Start of Data extract

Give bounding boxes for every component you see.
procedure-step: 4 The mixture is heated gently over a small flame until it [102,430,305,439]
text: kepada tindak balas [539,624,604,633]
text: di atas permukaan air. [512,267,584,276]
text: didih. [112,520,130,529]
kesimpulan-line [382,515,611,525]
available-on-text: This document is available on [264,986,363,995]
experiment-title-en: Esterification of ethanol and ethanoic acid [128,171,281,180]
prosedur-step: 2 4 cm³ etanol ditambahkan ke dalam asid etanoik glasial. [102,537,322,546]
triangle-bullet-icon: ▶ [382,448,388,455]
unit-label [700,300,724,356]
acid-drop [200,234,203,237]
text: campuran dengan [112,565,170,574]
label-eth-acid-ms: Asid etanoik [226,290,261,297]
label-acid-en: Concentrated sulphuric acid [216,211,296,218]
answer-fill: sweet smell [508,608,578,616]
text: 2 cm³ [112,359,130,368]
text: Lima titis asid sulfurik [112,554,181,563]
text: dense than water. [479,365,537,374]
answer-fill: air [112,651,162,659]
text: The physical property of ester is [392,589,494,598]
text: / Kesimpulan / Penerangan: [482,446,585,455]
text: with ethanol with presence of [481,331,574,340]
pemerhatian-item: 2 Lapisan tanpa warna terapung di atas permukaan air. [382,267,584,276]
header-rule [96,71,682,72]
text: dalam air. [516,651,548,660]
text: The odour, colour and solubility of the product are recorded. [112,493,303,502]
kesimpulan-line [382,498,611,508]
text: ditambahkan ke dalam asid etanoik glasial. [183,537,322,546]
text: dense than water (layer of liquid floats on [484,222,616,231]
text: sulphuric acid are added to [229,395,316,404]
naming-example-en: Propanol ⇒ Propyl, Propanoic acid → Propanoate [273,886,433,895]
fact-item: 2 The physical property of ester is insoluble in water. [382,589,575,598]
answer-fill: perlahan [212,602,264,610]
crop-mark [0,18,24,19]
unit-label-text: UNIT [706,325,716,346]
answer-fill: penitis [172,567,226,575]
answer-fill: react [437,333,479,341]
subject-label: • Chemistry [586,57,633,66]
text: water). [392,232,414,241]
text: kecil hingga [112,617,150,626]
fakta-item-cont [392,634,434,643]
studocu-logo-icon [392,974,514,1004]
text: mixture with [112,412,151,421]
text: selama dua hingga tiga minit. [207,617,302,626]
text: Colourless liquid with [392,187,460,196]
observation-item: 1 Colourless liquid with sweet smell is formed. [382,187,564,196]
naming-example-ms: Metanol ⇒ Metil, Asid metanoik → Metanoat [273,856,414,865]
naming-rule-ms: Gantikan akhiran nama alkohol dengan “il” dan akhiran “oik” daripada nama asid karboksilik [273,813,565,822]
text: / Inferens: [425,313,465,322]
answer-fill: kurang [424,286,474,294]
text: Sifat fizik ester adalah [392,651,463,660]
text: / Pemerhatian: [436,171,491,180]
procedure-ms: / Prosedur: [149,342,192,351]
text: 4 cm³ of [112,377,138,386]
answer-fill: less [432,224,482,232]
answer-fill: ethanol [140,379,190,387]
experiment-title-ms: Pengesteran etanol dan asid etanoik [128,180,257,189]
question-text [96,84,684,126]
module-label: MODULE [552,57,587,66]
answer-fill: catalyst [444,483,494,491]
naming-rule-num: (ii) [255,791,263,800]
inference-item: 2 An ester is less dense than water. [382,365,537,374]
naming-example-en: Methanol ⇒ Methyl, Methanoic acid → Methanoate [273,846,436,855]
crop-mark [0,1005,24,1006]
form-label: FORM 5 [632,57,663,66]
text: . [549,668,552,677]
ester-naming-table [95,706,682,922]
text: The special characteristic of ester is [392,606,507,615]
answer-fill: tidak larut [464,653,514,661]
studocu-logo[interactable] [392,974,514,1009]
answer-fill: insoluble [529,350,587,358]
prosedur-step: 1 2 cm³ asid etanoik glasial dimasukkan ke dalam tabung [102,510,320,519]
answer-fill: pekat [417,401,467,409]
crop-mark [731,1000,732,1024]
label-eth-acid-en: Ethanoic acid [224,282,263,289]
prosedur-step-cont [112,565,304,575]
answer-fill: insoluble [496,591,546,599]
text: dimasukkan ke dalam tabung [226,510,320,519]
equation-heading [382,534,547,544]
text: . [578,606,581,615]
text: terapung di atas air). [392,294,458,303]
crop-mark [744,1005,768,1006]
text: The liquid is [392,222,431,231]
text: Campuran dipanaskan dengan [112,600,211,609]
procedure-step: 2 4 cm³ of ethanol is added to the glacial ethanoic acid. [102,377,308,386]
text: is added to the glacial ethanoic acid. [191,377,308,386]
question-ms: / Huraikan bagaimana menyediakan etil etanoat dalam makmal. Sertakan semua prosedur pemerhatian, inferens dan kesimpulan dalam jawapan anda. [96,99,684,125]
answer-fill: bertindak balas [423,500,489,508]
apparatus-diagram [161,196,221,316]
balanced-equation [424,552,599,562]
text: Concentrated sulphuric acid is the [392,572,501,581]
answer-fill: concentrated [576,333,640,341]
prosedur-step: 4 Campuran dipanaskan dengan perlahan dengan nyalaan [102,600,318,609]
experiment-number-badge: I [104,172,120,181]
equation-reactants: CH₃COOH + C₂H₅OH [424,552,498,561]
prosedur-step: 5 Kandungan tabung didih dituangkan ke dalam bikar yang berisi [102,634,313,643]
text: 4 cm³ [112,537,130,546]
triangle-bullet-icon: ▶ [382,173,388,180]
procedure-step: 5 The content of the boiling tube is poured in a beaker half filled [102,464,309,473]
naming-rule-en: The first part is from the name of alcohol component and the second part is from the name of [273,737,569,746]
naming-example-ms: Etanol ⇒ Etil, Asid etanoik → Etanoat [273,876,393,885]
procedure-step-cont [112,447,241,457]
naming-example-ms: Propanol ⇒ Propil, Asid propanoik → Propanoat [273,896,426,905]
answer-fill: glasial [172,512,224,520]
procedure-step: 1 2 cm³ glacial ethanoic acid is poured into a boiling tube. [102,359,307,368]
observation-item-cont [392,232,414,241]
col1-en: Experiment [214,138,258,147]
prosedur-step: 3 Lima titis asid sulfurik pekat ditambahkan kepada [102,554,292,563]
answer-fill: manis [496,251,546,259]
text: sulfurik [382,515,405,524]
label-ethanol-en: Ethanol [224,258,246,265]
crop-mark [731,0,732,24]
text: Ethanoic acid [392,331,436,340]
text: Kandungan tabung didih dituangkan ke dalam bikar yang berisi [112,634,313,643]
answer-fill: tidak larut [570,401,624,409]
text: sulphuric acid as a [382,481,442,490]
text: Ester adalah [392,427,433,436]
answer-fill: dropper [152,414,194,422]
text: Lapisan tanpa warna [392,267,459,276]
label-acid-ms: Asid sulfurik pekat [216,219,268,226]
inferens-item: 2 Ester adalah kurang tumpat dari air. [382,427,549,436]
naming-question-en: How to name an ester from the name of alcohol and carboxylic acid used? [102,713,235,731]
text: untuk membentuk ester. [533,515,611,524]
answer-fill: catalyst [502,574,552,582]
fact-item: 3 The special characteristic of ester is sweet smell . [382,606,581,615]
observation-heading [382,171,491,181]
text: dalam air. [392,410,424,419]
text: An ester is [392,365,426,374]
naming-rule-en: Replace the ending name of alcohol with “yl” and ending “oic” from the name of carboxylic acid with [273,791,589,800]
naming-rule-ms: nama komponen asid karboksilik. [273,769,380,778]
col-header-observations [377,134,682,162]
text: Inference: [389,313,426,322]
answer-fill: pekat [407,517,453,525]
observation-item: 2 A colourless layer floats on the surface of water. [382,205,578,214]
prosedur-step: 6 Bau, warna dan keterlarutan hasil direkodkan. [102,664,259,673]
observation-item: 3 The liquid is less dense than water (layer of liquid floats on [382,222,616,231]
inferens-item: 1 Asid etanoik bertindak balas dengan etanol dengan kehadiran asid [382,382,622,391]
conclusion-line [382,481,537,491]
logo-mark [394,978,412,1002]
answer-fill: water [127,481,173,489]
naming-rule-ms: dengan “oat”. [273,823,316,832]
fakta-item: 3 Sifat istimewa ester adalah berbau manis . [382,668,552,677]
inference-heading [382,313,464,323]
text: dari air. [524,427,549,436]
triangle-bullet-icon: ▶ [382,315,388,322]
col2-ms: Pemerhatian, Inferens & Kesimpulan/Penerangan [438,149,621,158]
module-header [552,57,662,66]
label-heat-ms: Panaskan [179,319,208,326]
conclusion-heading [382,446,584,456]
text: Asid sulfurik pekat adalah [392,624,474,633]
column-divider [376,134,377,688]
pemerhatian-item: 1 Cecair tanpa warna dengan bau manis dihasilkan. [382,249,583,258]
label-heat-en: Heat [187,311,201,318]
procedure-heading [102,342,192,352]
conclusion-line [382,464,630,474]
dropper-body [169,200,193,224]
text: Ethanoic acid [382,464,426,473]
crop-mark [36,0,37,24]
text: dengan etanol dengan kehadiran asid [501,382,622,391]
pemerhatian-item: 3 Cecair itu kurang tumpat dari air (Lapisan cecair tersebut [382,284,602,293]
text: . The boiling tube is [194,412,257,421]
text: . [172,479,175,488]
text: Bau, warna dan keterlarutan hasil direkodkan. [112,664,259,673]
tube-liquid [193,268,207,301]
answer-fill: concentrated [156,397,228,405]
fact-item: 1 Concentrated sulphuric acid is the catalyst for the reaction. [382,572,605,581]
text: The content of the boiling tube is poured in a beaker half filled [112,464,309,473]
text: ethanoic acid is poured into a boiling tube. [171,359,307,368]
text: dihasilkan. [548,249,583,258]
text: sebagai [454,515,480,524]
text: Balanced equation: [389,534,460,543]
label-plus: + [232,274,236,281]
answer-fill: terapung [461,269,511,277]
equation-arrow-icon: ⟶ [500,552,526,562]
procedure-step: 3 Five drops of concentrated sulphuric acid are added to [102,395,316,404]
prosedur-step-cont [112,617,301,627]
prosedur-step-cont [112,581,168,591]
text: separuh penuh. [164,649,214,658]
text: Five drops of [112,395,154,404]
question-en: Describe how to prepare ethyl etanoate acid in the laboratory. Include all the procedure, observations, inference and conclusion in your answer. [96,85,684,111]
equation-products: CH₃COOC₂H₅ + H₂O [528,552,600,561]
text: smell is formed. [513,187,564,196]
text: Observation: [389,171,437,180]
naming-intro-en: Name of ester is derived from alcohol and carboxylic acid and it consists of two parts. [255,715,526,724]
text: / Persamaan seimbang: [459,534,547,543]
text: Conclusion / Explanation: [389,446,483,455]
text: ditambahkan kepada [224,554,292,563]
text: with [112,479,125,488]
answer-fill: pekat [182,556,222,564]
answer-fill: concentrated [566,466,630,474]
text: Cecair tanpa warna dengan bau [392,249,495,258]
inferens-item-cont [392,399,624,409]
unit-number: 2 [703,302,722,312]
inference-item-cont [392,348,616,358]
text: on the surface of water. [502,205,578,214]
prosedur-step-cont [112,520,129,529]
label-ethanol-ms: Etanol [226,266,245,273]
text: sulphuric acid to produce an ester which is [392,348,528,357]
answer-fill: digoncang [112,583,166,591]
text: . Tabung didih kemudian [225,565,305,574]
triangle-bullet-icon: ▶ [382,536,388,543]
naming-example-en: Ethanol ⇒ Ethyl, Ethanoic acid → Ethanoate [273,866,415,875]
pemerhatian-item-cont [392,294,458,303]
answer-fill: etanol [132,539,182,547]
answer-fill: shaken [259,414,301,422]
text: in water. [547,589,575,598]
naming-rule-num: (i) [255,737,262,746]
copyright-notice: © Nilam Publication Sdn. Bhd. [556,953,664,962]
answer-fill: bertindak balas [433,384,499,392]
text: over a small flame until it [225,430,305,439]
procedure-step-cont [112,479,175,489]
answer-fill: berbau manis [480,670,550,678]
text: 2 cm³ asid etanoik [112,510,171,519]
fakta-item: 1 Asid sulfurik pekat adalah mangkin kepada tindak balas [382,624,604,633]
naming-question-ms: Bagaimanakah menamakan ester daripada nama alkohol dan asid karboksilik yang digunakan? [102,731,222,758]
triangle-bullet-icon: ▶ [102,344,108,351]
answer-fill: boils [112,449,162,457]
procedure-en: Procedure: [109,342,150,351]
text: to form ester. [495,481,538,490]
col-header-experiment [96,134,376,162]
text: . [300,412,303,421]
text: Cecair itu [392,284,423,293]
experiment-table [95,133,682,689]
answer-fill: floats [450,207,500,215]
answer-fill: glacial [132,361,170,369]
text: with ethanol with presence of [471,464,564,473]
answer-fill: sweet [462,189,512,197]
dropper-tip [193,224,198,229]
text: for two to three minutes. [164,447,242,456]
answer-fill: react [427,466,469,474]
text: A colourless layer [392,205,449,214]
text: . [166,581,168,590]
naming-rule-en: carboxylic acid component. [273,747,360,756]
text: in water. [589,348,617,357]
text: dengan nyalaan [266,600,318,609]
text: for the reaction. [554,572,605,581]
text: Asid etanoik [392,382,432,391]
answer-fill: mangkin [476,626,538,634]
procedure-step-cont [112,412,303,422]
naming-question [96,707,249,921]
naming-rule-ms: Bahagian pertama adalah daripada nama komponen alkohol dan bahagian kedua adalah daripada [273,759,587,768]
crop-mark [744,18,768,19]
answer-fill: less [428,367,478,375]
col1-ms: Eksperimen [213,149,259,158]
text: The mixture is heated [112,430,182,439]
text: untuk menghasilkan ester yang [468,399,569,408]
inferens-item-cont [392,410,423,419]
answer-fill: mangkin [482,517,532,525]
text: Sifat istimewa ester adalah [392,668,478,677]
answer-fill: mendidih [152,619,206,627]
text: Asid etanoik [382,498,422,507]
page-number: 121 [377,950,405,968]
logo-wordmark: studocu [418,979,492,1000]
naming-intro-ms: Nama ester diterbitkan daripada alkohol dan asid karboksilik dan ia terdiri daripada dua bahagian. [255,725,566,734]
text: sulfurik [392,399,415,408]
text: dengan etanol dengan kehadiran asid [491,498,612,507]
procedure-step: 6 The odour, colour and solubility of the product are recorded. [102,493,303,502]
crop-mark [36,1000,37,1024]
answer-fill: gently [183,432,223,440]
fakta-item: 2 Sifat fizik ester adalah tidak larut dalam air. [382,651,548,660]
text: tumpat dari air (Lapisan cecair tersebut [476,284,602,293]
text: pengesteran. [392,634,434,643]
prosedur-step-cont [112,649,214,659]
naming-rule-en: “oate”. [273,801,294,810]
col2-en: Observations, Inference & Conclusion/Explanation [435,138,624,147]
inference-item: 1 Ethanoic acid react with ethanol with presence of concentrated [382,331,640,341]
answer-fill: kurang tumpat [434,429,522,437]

End of Data extract

Copy the rows from the very first one down to the one containing "available-on-text: This document", including both ends.

Give bounding boxes for every component you see.
procedure-step: 4 The mixture is heated gently over a small flame until it [102,430,305,439]
text: kepada tindak balas [539,624,604,633]
text: di atas permukaan air. [512,267,584,276]
text: didih. [112,520,130,529]
kesimpulan-line [382,515,611,525]
available-on-text: This document is available on [264,986,363,995]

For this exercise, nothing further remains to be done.